** start Data in this exercise **
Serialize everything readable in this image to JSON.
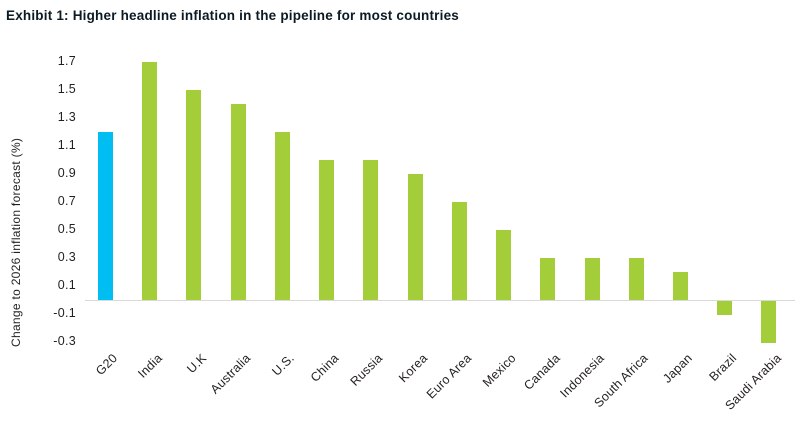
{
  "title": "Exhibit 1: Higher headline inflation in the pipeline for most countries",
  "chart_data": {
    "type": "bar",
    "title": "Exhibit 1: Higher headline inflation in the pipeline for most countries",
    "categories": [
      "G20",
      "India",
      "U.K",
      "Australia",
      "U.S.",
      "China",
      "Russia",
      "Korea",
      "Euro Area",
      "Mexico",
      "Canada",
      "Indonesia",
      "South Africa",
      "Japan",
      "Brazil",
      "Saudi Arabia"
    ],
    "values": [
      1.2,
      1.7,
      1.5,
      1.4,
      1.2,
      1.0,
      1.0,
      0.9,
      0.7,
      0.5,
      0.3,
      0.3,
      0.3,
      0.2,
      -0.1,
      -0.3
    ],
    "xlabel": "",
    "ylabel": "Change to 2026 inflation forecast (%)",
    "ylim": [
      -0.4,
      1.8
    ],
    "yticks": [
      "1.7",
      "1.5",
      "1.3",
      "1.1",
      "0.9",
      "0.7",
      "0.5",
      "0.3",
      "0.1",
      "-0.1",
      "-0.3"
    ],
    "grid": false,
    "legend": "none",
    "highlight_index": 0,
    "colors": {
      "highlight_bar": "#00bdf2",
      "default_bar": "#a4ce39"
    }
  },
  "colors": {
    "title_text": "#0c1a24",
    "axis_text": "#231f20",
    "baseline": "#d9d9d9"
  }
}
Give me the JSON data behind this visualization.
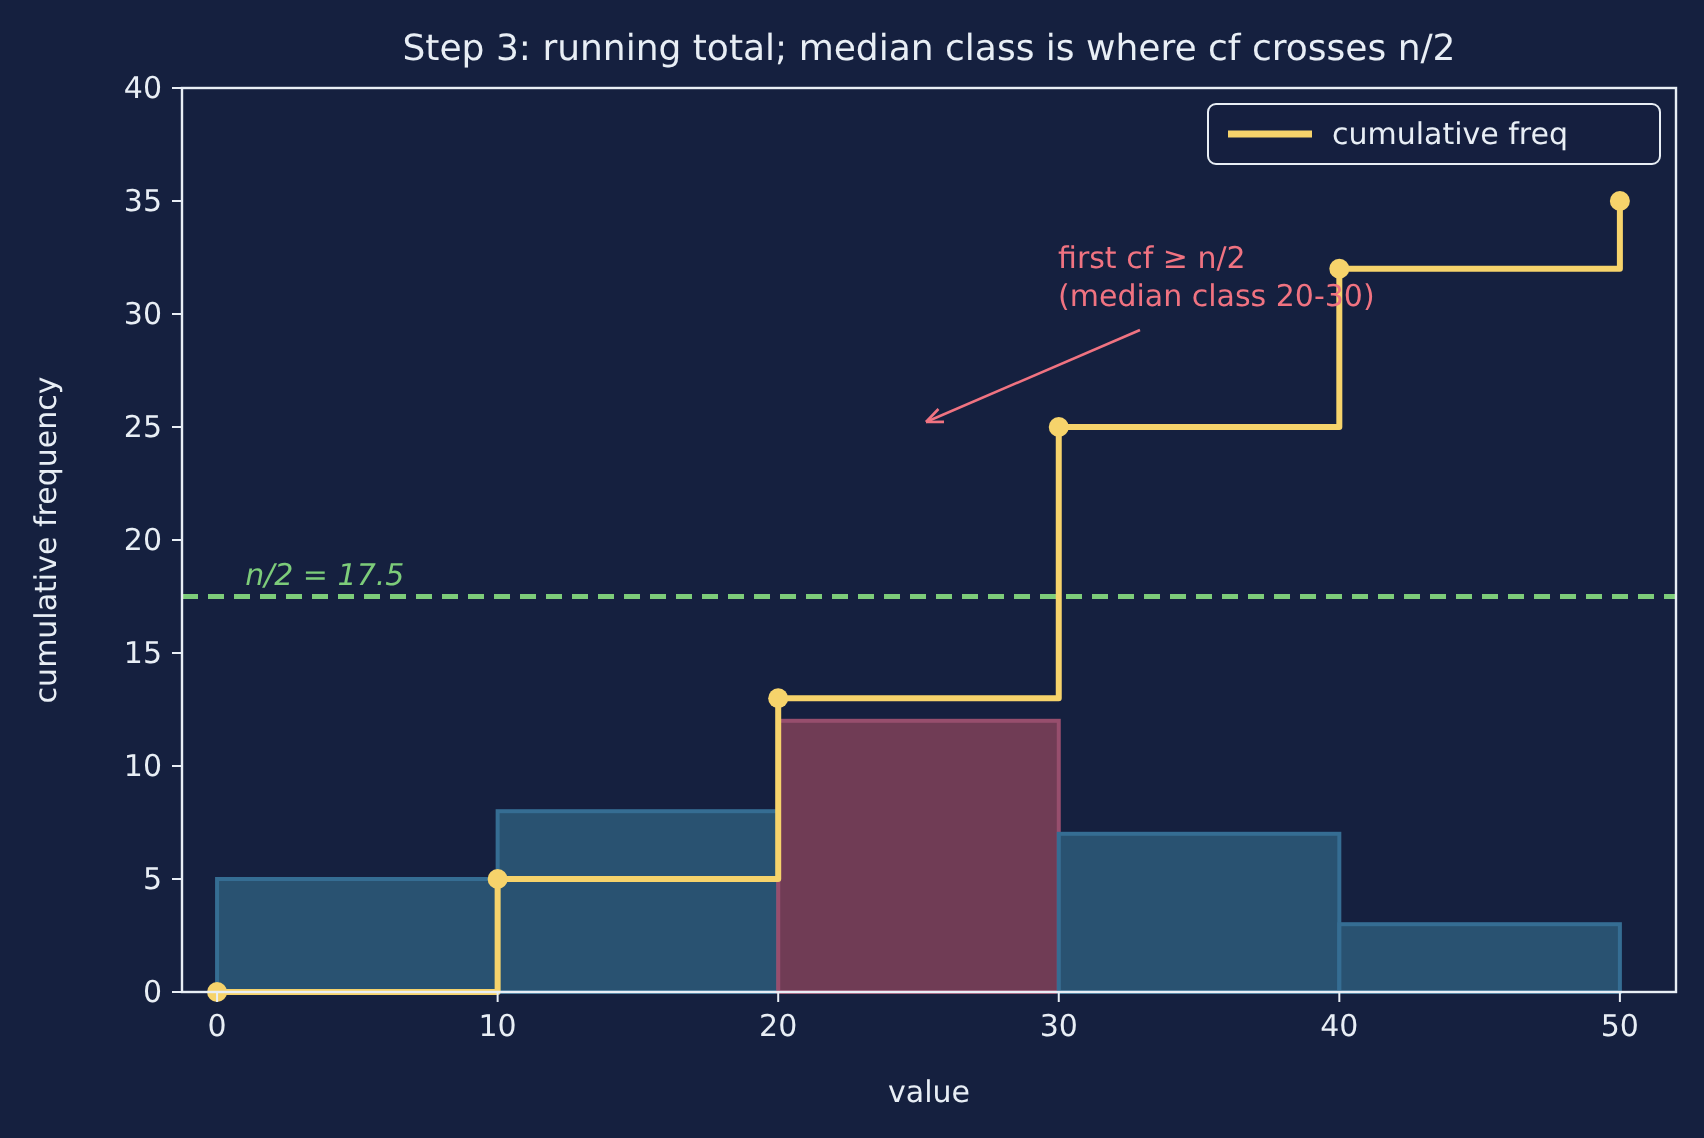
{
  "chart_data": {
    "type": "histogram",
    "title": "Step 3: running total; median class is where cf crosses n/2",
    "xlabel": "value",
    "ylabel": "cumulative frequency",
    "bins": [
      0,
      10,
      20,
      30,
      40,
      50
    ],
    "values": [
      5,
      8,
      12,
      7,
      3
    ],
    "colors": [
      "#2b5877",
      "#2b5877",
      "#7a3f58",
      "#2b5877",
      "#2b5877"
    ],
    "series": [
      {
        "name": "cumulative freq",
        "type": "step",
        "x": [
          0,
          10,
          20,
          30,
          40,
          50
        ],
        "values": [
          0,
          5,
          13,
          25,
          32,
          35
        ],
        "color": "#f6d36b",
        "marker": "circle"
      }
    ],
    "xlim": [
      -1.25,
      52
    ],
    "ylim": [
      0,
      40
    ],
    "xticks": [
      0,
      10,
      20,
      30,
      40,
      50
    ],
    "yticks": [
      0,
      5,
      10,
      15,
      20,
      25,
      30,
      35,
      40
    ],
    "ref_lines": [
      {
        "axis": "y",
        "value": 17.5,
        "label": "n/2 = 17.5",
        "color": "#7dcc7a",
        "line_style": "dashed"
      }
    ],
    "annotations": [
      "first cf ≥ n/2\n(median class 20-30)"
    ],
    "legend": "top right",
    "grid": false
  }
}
** end Data in this exercise **
### What needs to be done
Copy every line of the data that holds the string "median".

### Result of this exercise
    "title": "Step 3: running total; median class is where cf crosses n/2",
      "first cf ≥ n/2\n(median class 20-30)"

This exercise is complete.